**Extract to read:**
I Want My File-Served TV! If you want to watch Gilligan's antics, you'll order an episode from a server in Atlanta and store it at home.
By Stewart Alsop

(FORTUNE Magazine) – Let me offer up a vision of the future of television.

I'm a director of TiVo, the publicly held company that makes those personal video recorders (PVRs) that allow you to record TV programs onto a hard drive to watch whenever you like. (My venture capital firm, NEA, was an early investor in TiVo but no longer owns shares of the company. I personally own shares.) At last week's board meeting, another director, John Hendricks, the chairman and CEO of Discovery Communications, brought up the phrase "file-served television." I first heard Hendricks say those words two months ago, and they've been bugging me ever since. Last week I figured out why--it's because file-served television seems the only sensible future for television. If I'm right, that's good news for TiVo, and for consumers as well.

**Written tasks:**
a: Translate this sentence from the column on file-served television into Spanish: "Last week I figured out why--it's because file-served television seems the only sensible future for television."
b: Continue the column on file-served television, picking up after its final sentence.

**Record excerpts:**
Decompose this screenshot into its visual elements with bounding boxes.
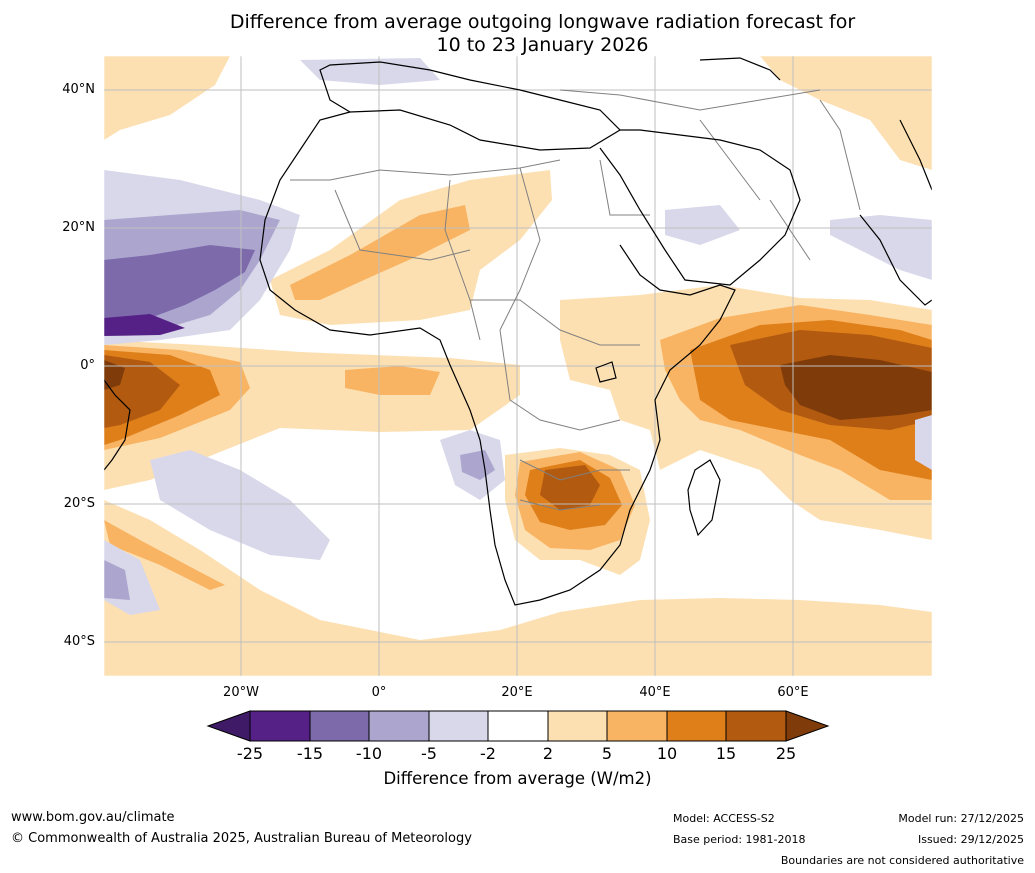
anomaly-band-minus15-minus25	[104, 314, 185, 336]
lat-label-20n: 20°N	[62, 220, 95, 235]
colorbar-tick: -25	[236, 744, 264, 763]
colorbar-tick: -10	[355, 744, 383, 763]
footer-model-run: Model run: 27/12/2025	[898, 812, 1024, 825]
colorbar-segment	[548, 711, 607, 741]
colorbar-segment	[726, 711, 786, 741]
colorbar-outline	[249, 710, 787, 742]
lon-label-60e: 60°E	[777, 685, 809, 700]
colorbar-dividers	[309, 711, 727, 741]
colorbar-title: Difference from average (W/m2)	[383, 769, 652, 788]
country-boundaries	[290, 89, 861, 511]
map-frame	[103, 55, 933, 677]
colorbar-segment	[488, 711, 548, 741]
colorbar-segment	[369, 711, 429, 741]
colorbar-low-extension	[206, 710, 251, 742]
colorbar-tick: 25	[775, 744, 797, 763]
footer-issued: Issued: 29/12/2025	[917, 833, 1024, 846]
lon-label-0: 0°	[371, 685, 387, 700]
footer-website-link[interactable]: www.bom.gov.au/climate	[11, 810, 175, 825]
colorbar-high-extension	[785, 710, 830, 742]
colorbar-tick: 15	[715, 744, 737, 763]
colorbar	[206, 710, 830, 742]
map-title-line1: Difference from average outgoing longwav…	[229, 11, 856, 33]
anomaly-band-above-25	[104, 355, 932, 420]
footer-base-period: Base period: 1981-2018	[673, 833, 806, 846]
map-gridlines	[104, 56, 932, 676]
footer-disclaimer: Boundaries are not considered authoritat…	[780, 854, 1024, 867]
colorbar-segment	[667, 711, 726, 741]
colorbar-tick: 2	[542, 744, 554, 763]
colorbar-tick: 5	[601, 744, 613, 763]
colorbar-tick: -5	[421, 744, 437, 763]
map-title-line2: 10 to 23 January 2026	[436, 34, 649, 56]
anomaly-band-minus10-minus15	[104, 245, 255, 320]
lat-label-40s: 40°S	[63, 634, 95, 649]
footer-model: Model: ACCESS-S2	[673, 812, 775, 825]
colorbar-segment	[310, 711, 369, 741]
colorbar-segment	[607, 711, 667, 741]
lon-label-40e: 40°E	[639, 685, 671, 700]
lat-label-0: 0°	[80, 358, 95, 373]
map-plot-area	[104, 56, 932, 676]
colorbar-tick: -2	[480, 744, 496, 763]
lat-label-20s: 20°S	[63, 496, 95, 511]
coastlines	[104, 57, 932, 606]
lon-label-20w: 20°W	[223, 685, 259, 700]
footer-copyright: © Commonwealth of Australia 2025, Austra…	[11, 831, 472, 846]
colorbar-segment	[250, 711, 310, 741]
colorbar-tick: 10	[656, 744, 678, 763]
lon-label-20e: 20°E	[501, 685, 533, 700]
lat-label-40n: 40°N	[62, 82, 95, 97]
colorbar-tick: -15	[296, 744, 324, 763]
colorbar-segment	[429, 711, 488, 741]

==

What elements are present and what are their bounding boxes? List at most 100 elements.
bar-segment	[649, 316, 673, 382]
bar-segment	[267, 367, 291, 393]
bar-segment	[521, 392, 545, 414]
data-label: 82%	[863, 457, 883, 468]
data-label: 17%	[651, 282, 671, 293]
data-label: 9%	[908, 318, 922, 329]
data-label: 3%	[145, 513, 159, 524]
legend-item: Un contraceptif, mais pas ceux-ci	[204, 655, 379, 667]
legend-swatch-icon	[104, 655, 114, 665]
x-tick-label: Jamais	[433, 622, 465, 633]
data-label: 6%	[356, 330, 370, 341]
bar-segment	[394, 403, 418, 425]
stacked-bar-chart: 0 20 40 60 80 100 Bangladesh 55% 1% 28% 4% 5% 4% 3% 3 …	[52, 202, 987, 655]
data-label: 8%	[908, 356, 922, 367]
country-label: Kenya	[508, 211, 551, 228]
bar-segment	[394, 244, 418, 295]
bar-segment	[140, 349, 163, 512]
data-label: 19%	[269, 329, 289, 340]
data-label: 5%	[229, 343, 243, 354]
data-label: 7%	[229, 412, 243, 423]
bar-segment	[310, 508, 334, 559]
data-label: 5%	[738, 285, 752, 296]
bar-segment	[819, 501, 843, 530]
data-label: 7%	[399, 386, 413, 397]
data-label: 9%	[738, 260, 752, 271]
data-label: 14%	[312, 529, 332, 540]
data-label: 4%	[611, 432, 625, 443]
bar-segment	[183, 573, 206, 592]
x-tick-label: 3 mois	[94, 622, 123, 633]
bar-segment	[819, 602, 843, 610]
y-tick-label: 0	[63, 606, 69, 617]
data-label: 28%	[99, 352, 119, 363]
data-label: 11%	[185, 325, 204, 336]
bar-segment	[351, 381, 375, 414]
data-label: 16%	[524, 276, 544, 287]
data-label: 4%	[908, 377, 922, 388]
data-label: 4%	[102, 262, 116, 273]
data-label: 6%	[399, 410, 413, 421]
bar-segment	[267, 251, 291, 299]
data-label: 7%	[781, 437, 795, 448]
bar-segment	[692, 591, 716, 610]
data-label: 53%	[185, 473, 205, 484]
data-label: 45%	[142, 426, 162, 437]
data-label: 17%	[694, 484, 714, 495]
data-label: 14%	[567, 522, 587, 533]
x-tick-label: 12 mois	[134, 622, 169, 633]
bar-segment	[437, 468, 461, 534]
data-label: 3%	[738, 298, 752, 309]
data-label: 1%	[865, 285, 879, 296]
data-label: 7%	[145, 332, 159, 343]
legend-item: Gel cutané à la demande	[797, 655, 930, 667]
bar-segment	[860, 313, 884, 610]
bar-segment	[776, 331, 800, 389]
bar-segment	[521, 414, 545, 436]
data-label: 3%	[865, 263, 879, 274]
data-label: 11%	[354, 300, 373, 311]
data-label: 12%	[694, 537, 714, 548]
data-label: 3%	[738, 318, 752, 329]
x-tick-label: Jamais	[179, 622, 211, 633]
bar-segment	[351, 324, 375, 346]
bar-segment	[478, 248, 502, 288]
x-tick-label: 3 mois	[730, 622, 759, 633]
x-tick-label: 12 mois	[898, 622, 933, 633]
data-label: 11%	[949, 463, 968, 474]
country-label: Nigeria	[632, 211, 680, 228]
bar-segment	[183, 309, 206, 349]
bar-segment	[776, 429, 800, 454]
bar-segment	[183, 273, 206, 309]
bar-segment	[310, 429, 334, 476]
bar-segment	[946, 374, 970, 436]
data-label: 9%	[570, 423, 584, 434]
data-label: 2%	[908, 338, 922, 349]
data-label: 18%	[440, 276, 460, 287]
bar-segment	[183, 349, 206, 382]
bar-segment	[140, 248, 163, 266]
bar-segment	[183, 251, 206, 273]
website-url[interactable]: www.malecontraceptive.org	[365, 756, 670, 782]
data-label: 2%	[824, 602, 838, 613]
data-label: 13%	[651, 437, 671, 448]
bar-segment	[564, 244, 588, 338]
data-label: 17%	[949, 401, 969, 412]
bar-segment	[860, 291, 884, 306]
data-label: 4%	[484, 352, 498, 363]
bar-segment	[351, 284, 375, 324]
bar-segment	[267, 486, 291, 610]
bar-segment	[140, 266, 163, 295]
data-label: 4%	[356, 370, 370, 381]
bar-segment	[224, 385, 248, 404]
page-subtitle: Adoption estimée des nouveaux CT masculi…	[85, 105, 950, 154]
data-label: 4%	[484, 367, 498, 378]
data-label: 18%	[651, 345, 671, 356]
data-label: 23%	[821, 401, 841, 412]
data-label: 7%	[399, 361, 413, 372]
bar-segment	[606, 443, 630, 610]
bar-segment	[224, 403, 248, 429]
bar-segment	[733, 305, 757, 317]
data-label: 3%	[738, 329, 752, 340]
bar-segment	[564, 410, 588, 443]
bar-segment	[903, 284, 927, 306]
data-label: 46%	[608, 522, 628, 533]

**Replies:**
a: La semana pasada descubrí por qué: porque la televisión servida por archivos parece el único futuro sensato para la televisión.

b:
The vision du jour of the future of television is video-on-demand (VOD)--broadcasters or distributors of television have all video known to man stored in digital form, so any viewer anywhere can instantly watch anything at any time on his TV. As we speak, several big cable companies are spending oodles of money installing VOD systems. One recent estimate is that VOD is available for about seven million households in the U.S.

Now, let's stop to consider that the U.S., every day, produces something on the order of 360 hours (12 hours times 30 channels) of new content (both theatrical movies and television broadcasts). That's about 130,000 hours a year. Take into account global output, throw in historical footage, and you're quickly up to a million hours of video programming.

The biggest video-on-demand system being deployed by cable companies this year will have 1,500 hours of video stored on its centralized computers. A lot of smart people think scaling beyond that will be terribly difficult, which means this kind of VOD isn't much of an advance. It will serve a narrow funnel of content to consumers, just as content programmers now decide what viewers get to see.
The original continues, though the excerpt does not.